-- start Given records --
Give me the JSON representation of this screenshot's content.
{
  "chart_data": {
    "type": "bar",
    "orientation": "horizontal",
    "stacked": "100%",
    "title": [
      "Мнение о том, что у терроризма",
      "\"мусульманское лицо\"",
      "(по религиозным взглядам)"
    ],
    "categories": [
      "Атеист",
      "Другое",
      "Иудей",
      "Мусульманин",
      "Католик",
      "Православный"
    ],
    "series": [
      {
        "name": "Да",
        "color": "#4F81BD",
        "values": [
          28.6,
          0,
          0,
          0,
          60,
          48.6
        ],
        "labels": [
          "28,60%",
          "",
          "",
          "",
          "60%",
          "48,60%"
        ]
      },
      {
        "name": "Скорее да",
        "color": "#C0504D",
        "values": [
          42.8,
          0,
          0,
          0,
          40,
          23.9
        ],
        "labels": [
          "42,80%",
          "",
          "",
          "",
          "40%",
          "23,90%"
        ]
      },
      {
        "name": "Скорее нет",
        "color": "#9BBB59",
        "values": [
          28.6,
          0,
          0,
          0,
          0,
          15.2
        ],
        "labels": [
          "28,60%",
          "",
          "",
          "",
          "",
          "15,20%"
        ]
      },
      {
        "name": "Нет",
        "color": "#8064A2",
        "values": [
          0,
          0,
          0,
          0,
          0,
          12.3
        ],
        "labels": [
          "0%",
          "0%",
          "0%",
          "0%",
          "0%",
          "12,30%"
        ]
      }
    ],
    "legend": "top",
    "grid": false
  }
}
-- end Given records --
# Exercise:
In the data above, how many lines contain the string "color"? Answer with the number only.

# Finished exercise:
4